Instructions to follow: Wherever the string "Suomeen" appears in the listing, copy that line.

====================

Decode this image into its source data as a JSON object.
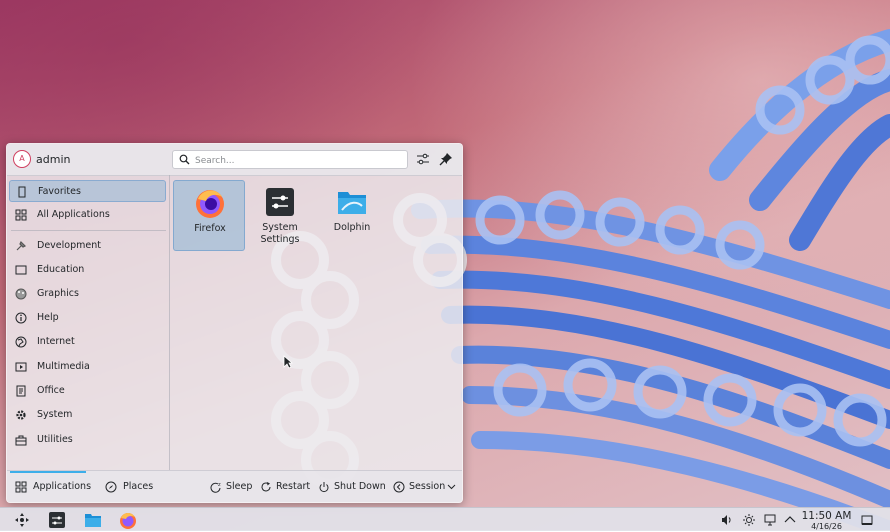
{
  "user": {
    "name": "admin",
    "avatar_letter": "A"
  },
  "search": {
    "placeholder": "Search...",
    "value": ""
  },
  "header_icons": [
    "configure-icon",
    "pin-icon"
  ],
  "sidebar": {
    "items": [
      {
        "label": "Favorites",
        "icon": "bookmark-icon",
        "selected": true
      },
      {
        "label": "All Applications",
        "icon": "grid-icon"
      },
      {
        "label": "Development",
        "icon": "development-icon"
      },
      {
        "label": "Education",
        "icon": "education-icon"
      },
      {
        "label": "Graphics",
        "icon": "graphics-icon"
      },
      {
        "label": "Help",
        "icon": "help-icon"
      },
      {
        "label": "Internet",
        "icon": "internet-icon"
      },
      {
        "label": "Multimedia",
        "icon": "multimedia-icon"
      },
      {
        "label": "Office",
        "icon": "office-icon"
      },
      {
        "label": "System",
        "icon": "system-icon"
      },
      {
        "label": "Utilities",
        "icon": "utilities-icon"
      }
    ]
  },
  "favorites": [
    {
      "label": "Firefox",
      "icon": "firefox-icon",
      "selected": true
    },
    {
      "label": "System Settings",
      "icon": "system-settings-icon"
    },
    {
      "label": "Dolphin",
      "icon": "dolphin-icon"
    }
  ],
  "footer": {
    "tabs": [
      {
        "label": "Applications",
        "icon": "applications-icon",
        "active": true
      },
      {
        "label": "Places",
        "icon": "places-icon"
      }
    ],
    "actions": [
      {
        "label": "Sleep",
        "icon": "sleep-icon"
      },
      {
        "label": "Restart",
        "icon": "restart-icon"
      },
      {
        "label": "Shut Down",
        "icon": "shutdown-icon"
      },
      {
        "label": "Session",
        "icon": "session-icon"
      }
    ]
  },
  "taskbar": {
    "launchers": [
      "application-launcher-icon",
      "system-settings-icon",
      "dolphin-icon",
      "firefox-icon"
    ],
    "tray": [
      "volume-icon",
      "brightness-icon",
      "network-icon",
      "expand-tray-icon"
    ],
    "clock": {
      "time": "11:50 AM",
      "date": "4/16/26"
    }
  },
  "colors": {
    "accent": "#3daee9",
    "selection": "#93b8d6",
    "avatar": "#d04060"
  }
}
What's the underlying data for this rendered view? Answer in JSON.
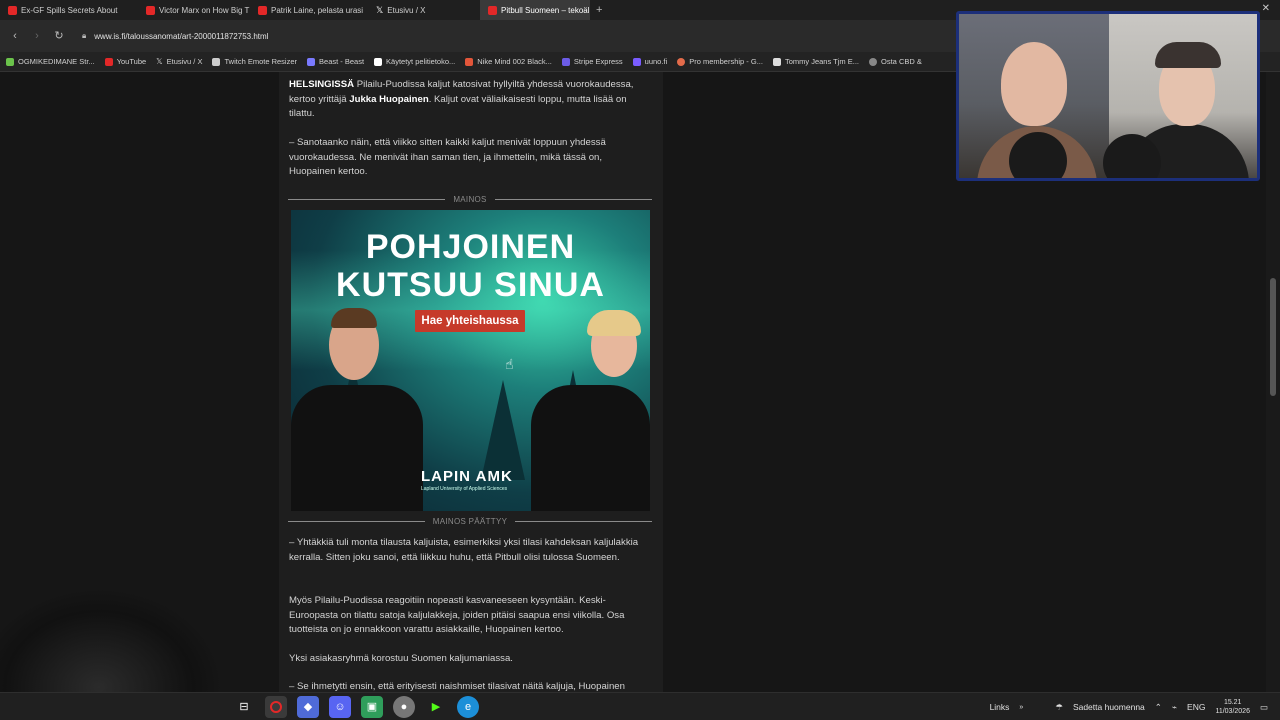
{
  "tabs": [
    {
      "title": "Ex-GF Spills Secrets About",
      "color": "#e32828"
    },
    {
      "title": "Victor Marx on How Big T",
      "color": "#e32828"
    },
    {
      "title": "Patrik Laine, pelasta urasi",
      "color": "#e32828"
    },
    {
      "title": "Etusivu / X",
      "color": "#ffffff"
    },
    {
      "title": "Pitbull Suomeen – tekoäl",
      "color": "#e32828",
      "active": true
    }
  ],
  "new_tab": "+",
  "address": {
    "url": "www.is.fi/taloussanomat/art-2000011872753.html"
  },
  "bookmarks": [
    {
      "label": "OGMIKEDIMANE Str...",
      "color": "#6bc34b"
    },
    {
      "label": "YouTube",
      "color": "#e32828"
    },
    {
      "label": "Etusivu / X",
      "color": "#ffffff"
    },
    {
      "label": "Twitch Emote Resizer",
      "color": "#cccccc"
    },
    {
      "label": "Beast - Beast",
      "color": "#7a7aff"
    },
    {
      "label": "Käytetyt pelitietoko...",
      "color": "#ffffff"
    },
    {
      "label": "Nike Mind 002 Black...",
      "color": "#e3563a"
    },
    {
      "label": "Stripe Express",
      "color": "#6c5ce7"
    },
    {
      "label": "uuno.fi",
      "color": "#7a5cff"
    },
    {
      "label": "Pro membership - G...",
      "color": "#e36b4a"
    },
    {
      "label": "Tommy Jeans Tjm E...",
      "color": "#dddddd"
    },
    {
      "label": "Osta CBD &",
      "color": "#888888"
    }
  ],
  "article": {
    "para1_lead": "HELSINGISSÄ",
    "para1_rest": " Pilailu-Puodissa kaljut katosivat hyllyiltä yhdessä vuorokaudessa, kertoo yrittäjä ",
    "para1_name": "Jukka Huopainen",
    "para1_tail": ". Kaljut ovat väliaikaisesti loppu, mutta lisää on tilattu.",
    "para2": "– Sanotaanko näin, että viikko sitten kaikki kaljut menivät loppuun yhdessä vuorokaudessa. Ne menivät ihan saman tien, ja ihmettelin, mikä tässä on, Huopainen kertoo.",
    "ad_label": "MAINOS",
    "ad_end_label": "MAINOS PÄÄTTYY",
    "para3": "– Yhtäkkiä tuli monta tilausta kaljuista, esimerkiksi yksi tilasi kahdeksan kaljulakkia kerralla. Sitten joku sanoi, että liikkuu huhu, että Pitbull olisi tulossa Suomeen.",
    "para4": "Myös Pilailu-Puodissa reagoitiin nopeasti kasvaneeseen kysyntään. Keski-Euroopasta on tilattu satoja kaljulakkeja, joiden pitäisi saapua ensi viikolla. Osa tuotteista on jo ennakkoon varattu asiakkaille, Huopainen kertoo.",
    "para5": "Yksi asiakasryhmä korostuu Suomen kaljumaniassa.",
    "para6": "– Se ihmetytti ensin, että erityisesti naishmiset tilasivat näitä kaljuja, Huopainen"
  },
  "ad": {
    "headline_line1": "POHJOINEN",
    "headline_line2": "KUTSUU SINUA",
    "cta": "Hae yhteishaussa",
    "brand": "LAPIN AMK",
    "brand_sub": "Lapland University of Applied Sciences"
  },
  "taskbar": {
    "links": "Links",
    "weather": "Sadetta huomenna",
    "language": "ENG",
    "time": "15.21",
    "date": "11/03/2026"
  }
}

====================

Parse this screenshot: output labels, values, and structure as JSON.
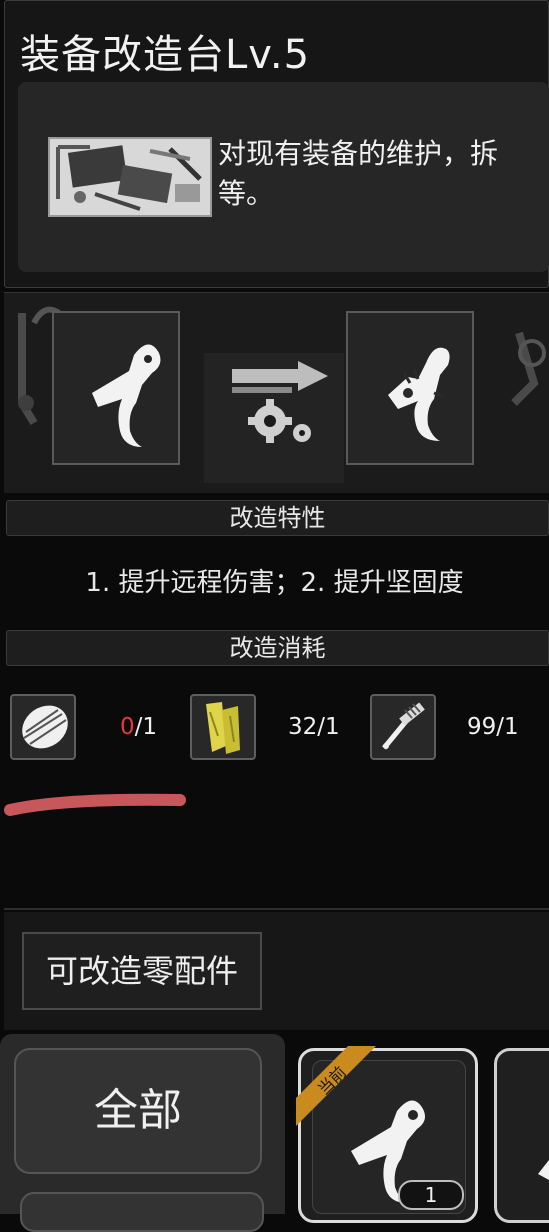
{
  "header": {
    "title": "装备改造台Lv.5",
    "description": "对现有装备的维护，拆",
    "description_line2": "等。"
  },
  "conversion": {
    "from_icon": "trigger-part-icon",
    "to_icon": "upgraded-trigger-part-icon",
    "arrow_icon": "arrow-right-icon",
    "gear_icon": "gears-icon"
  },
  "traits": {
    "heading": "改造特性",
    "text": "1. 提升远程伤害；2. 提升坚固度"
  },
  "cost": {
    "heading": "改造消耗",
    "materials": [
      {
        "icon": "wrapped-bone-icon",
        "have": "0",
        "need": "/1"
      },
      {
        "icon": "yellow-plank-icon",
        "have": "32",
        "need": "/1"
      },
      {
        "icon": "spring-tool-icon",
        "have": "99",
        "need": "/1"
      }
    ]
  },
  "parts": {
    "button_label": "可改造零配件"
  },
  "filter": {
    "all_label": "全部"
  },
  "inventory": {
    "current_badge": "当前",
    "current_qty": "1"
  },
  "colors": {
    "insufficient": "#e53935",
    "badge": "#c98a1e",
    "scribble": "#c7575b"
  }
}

====================

Answer to the exercise:
      "title": "Pitbull Suomeen – tekoäl",
    "para3": "– Yhtäkkiä tuli monta tilausta kaljuista, esimerkiksi yksi tilasi kahdeksan kaljulakkia kerralla. Sitten joku sanoi, että liikkuu huhu, että Pitbull olisi tulossa Suomeen.",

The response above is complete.